Exercise ▸
Rewrite the items from the first line through the line containing "spe-noc-point [583,1503,619,1538]", replacing "hotelling-new-point" with "hotelling-added-point" and leaving everything else unchanged.

Supplied information ▸
────────

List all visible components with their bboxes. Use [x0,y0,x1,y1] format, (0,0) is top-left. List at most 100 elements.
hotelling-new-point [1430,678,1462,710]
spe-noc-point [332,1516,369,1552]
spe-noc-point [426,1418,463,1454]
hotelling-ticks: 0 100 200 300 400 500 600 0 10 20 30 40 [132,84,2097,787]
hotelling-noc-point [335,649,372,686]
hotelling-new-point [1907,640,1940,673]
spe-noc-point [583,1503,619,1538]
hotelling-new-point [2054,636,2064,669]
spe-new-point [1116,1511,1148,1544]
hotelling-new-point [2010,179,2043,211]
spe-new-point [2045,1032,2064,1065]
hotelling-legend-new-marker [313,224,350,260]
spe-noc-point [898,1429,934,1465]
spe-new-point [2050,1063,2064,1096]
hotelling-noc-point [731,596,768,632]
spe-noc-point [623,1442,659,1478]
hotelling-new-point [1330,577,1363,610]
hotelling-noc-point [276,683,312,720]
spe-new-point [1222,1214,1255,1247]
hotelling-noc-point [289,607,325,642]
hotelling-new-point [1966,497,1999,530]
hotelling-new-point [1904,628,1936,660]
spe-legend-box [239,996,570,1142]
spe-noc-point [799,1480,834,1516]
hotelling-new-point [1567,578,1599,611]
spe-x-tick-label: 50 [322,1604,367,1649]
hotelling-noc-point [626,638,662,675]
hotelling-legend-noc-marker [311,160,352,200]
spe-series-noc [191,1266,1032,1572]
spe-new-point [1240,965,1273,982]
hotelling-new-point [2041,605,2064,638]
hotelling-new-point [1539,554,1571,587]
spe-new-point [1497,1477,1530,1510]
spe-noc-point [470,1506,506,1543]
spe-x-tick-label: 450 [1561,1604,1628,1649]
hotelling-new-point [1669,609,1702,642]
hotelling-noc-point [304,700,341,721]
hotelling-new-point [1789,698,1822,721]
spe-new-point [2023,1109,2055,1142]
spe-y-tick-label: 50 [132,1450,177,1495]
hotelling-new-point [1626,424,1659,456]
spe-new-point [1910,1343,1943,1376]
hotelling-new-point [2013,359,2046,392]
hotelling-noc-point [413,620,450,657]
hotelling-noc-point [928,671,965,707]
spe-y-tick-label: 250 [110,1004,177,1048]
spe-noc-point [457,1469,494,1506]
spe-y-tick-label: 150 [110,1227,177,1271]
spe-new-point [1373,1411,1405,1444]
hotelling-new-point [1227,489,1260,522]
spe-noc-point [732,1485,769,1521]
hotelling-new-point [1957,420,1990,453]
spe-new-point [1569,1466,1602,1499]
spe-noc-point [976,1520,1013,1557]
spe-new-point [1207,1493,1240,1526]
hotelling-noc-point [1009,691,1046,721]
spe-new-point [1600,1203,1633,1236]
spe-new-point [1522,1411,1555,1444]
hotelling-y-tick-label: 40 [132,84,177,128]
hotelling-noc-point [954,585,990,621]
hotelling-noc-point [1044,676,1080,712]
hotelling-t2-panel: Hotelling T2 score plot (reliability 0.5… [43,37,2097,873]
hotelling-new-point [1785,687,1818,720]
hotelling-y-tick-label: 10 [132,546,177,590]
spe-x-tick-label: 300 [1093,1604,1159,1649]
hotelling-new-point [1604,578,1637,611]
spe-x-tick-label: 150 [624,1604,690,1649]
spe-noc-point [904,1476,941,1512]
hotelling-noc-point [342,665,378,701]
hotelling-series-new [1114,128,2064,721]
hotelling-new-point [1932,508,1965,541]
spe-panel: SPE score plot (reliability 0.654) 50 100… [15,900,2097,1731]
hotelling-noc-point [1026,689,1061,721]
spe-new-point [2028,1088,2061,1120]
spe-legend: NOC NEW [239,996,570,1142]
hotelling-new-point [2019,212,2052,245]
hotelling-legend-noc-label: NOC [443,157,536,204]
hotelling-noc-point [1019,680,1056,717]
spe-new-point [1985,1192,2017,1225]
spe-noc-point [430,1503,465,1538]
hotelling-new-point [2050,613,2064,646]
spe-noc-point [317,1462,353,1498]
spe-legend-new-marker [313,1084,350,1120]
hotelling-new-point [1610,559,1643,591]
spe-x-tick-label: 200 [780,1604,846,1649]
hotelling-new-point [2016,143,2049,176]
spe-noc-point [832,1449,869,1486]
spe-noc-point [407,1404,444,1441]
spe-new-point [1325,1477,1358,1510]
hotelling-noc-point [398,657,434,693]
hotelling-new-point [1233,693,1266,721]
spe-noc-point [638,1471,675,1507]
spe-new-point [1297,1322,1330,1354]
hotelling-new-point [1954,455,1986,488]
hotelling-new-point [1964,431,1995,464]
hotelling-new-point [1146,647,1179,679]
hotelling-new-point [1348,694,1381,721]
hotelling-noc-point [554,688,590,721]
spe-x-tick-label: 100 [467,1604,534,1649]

────────

Exercise output ▸
List all visible components with their bboxes. Use [x0,y0,x1,y1] format, (0,0) is top-left. List at most 100 elements.
hotelling-added-point [1430,678,1462,710]
spe-noc-point [332,1516,369,1552]
spe-noc-point [426,1418,463,1454]
hotelling-ticks: 0 100 200 300 400 500 600 0 10 20 30 40 [132,84,2097,787]
hotelling-noc-point [335,649,372,686]
hotelling-added-point [1907,640,1940,673]
spe-noc-point [583,1503,619,1538]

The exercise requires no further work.